§ Exercise requirements: Give only the number of lines that include the string "colors".

[BEGIN Data records]

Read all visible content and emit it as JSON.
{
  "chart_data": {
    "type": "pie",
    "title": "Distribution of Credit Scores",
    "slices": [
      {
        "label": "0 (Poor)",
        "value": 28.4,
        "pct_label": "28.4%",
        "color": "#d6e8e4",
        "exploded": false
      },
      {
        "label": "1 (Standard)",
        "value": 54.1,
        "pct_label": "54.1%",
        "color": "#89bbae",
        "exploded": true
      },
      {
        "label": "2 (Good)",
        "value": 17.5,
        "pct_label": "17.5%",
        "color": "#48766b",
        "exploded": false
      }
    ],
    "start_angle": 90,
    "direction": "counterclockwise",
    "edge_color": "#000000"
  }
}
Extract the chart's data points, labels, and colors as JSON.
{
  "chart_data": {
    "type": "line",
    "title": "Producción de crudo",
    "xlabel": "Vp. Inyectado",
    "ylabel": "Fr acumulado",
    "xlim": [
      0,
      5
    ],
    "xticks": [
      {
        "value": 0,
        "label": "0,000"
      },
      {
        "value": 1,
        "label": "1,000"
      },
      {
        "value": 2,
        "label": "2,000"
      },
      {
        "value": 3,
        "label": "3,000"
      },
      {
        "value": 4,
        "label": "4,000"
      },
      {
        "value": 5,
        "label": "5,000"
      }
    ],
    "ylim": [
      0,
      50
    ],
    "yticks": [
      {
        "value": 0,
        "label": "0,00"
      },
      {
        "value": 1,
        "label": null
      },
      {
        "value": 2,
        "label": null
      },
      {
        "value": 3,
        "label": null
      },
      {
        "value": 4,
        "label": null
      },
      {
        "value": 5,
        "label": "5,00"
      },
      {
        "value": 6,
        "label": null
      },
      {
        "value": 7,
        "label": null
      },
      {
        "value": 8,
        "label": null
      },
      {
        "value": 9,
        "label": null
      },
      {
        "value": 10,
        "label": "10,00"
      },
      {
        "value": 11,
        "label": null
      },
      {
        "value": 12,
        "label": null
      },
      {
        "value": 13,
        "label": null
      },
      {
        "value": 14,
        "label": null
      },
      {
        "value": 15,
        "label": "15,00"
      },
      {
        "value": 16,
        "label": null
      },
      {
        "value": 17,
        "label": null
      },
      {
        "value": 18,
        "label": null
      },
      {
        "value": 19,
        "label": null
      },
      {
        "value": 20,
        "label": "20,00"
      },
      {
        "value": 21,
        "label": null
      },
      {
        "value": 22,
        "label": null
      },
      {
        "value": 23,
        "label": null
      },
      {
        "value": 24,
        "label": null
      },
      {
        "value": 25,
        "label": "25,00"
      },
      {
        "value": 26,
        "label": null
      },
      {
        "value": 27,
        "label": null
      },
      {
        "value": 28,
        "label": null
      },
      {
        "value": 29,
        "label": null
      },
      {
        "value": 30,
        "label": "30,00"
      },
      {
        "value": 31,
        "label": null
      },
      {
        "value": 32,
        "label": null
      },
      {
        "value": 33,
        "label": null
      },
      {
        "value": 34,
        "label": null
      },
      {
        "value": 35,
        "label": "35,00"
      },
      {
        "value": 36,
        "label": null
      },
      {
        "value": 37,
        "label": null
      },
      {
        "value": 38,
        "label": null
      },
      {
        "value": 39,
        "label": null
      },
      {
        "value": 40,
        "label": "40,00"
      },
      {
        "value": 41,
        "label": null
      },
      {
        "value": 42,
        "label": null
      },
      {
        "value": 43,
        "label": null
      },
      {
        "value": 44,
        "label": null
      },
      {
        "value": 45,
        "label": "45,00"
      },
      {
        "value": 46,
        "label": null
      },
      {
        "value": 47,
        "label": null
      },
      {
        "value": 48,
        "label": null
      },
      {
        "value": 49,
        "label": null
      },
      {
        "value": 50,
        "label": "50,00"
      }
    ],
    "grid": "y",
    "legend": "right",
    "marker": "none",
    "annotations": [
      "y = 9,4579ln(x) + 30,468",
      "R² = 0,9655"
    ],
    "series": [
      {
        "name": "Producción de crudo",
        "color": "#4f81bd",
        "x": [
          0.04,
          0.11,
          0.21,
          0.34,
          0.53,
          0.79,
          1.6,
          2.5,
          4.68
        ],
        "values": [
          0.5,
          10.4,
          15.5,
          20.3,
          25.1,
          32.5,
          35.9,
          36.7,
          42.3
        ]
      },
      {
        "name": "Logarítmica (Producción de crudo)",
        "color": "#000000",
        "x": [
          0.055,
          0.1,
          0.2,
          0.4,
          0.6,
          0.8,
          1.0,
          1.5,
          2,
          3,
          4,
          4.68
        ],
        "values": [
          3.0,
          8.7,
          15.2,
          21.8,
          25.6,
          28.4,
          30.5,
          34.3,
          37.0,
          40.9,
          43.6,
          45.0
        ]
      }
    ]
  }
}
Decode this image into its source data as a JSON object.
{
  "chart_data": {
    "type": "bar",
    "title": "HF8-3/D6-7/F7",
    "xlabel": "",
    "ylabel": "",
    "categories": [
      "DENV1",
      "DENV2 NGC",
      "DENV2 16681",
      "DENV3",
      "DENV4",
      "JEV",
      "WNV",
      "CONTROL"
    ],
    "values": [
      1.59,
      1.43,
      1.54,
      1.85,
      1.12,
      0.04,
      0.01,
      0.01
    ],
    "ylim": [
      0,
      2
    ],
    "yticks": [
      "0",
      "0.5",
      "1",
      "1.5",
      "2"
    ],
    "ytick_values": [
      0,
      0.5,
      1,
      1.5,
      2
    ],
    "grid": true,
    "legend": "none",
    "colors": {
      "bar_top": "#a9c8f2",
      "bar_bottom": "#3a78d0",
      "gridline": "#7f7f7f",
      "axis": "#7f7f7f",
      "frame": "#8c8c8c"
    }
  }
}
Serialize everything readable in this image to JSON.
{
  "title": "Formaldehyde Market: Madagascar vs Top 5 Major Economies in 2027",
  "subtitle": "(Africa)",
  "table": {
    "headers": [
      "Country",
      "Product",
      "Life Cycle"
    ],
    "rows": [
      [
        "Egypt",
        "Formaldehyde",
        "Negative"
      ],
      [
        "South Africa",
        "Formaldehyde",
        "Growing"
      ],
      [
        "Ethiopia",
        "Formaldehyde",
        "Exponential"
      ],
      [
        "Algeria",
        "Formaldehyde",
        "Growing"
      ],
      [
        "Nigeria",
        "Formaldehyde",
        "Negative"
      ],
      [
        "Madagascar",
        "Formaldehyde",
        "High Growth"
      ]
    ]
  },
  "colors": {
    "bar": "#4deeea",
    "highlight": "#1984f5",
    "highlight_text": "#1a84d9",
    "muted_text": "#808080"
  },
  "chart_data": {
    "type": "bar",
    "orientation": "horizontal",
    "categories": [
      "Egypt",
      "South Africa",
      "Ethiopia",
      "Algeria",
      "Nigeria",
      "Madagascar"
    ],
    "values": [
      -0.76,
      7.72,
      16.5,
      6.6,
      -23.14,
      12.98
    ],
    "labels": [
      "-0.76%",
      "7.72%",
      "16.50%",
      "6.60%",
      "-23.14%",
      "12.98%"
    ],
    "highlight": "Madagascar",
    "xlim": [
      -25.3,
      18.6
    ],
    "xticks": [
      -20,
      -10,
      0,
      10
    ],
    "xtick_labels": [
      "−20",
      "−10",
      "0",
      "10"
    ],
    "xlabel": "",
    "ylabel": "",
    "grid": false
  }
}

[END Data records]

§ Expected output: 3